-- Start of Entries shown --

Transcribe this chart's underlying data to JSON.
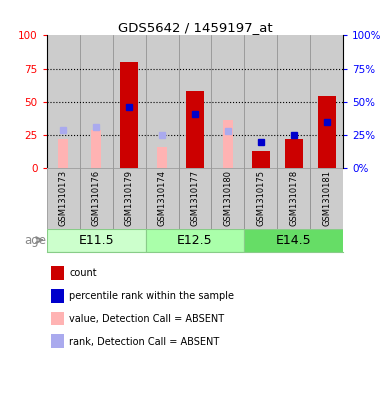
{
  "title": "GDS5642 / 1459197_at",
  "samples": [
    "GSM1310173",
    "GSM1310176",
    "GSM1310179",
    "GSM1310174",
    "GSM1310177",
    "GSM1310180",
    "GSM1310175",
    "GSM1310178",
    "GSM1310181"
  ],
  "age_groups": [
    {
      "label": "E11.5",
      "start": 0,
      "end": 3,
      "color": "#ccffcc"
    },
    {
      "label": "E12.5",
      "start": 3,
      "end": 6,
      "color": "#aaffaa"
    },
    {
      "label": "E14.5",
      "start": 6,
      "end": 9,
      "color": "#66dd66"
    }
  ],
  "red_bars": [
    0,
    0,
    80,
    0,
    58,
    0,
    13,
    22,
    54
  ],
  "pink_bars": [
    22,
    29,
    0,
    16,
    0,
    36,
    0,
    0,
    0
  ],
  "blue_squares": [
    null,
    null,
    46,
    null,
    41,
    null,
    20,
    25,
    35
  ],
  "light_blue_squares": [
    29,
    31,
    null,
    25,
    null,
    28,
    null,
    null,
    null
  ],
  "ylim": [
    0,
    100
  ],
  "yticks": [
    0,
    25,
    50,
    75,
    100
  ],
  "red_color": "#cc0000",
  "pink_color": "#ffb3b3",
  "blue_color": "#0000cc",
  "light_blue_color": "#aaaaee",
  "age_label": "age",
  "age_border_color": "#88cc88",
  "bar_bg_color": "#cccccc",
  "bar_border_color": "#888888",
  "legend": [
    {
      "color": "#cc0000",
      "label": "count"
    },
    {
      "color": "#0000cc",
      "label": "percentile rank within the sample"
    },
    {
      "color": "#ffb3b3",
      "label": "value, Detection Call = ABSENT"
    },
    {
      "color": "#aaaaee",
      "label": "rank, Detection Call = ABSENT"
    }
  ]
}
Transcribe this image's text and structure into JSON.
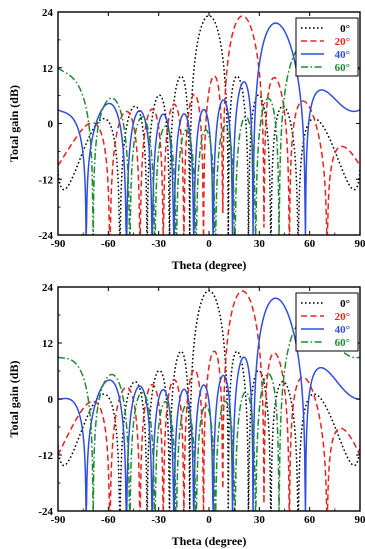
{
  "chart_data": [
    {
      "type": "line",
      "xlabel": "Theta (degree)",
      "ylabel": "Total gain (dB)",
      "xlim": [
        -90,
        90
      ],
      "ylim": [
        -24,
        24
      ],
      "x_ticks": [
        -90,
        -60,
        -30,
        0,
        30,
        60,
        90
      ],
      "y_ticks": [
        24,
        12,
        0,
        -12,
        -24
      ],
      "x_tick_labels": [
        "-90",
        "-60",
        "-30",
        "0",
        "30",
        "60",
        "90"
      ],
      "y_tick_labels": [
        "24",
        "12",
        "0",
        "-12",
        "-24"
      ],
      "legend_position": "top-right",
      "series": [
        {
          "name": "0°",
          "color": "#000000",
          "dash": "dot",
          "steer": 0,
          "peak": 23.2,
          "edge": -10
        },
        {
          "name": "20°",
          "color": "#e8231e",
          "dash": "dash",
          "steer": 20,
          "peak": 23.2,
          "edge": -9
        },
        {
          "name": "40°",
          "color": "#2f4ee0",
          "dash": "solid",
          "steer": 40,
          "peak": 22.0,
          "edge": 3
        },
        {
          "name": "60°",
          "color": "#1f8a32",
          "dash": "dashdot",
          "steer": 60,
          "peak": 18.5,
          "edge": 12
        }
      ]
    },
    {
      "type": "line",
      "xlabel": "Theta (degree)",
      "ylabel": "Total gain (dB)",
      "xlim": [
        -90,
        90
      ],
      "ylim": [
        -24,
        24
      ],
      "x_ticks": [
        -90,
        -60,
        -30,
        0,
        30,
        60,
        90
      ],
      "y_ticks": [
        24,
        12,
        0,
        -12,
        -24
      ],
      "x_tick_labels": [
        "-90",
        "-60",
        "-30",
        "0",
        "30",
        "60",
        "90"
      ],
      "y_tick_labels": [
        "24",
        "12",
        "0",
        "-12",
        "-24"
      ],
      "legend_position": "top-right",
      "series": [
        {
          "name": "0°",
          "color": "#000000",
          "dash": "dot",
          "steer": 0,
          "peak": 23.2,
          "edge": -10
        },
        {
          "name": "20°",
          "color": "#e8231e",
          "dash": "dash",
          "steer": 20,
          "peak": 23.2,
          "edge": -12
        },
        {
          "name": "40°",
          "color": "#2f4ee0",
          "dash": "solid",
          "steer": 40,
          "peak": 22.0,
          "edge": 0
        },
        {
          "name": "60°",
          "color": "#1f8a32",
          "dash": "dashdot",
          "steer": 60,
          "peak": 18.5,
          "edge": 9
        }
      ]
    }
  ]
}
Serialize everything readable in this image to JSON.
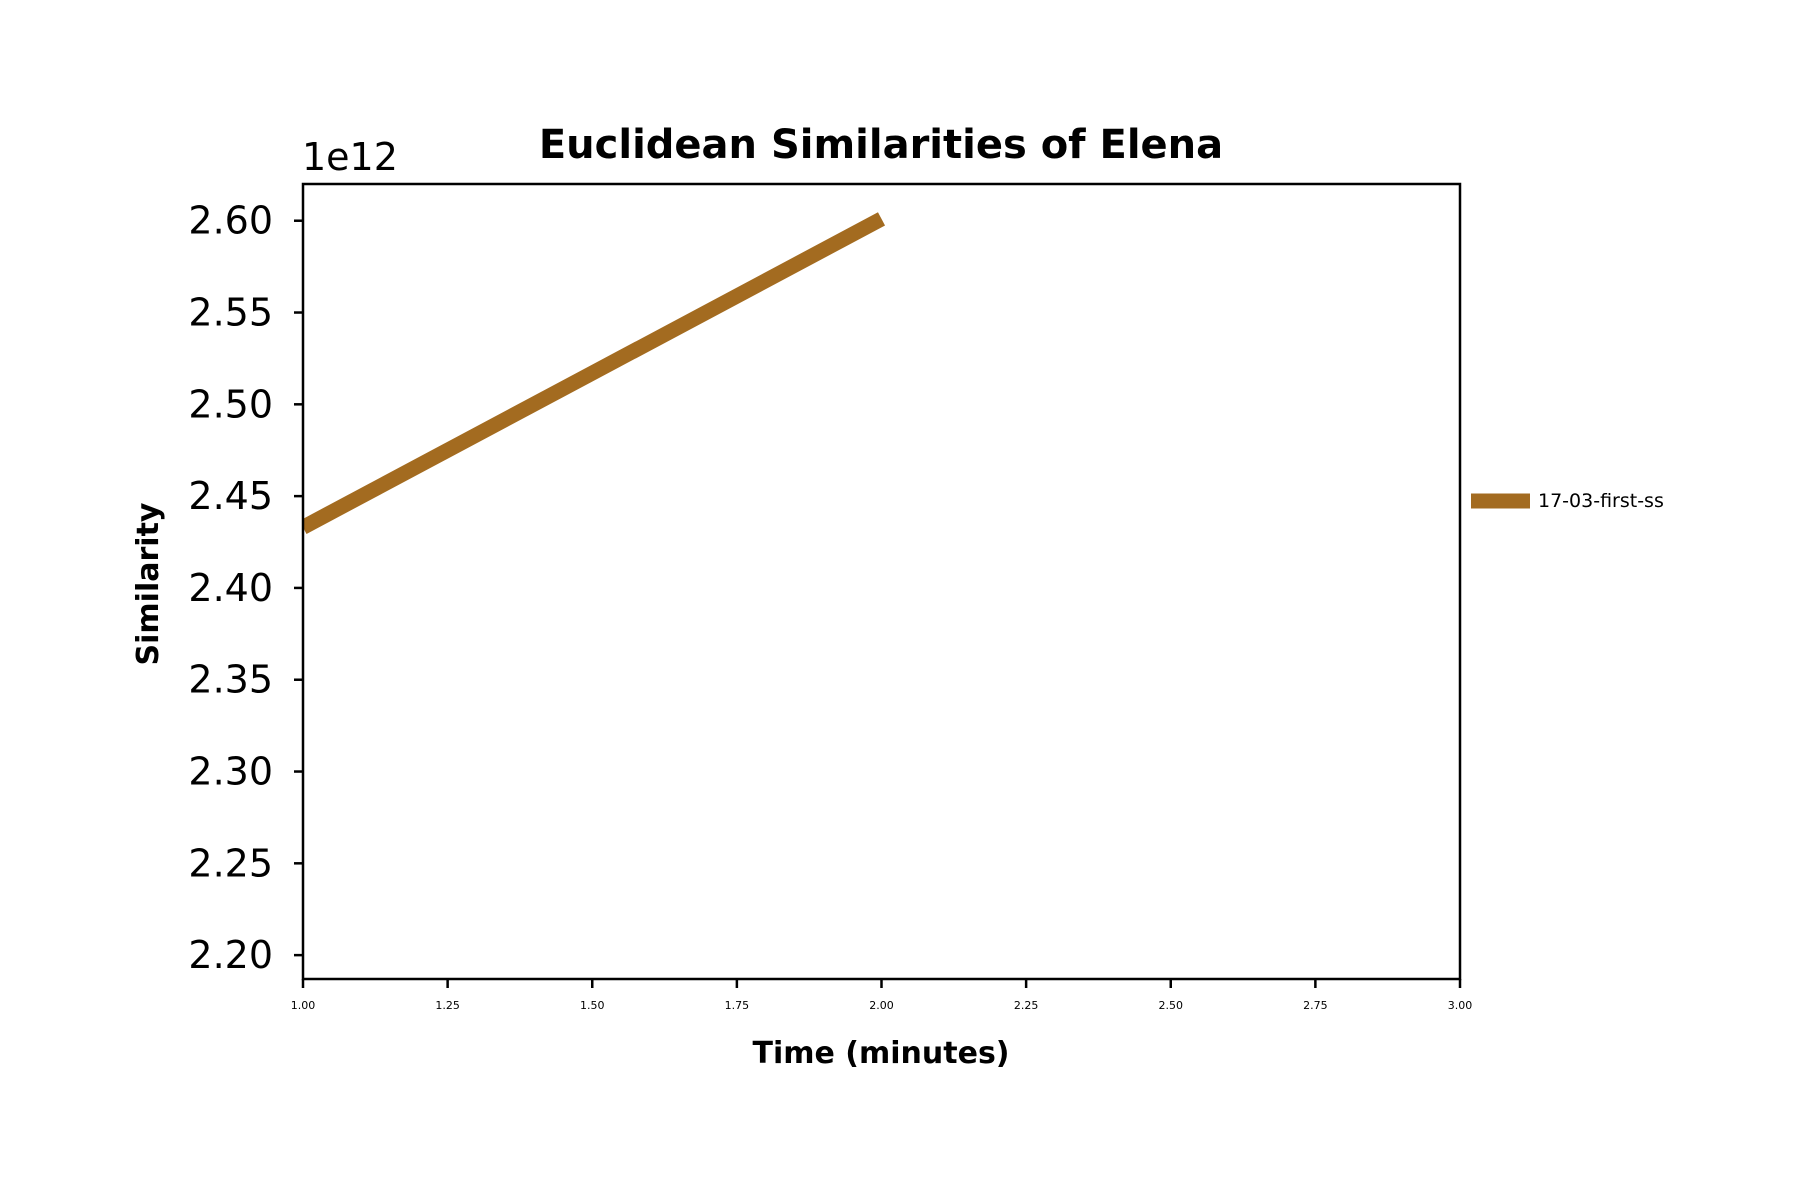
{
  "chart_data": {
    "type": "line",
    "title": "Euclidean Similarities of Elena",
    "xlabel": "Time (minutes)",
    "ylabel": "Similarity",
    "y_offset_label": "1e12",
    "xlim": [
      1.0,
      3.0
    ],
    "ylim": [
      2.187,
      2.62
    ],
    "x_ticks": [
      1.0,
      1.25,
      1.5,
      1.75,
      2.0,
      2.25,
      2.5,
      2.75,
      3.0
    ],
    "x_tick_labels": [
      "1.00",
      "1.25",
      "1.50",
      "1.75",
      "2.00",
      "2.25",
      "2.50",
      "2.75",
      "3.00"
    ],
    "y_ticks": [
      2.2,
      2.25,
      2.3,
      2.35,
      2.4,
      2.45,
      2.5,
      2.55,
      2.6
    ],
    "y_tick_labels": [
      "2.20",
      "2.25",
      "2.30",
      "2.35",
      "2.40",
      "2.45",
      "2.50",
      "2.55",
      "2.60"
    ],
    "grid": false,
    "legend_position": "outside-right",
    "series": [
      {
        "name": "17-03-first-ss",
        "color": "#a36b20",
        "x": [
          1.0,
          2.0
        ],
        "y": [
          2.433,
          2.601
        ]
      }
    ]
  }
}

-- End of Entries shown --

- Exercise directions: Identify the lines of the data that contain the word "Transcribe". Copy each of them.

- Response:
Transcribe this chart's underlying data to JSON.
Transcribe this image's text and structure into JSON.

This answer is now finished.